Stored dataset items
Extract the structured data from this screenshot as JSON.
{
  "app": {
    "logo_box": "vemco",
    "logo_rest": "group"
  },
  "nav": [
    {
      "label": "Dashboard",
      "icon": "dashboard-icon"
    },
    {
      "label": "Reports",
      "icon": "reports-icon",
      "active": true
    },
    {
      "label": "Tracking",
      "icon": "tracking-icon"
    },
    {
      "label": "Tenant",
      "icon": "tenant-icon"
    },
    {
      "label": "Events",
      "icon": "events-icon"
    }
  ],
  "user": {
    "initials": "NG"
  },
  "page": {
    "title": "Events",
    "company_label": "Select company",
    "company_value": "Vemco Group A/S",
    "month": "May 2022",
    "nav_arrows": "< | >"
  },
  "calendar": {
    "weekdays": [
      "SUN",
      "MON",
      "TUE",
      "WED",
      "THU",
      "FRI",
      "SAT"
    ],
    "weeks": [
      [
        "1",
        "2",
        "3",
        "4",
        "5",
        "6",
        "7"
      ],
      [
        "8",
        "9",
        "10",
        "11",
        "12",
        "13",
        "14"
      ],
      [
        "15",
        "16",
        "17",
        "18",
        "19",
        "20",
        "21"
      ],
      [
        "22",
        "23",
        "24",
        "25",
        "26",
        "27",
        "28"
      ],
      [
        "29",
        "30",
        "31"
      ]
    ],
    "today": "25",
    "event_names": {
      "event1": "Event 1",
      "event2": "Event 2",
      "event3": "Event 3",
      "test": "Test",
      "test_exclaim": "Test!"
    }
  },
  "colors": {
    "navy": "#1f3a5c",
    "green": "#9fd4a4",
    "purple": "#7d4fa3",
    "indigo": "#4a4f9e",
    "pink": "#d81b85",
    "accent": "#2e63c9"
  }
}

* What you are asked to do
Type out the whole listing above again, exactly as it stands.

* Answer to the problem
Extract the structured data from this screenshot as JSON.
{
  "app": {
    "logo_box": "vemco",
    "logo_rest": "group"
  },
  "nav": [
    {
      "label": "Dashboard",
      "icon": "dashboard-icon"
    },
    {
      "label": "Reports",
      "icon": "reports-icon",
      "active": true
    },
    {
      "label": "Tracking",
      "icon": "tracking-icon"
    },
    {
      "label": "Tenant",
      "icon": "tenant-icon"
    },
    {
      "label": "Events",
      "icon": "events-icon"
    }
  ],
  "user": {
    "initials": "NG"
  },
  "page": {
    "title": "Events",
    "company_label": "Select company",
    "company_value": "Vemco Group A/S",
    "month": "May 2022",
    "nav_arrows": "< | >"
  },
  "calendar": {
    "weekdays": [
      "SUN",
      "MON",
      "TUE",
      "WED",
      "THU",
      "FRI",
      "SAT"
    ],
    "weeks": [
      [
        "1",
        "2",
        "3",
        "4",
        "5",
        "6",
        "7"
      ],
      [
        "8",
        "9",
        "10",
        "11",
        "12",
        "13",
        "14"
      ],
      [
        "15",
        "16",
        "17",
        "18",
        "19",
        "20",
        "21"
      ],
      [
        "22",
        "23",
        "24",
        "25",
        "26",
        "27",
        "28"
      ],
      [
        "29",
        "30",
        "31"
      ]
    ],
    "today": "25",
    "event_names": {
      "event1": "Event 1",
      "event2": "Event 2",
      "event3": "Event 3",
      "test": "Test",
      "test_exclaim": "Test!"
    }
  },
  "colors": {
    "navy": "#1f3a5c",
    "green": "#9fd4a4",
    "purple": "#7d4fa3",
    "indigo": "#4a4f9e",
    "pink": "#d81b85",
    "accent": "#2e63c9"
  }
}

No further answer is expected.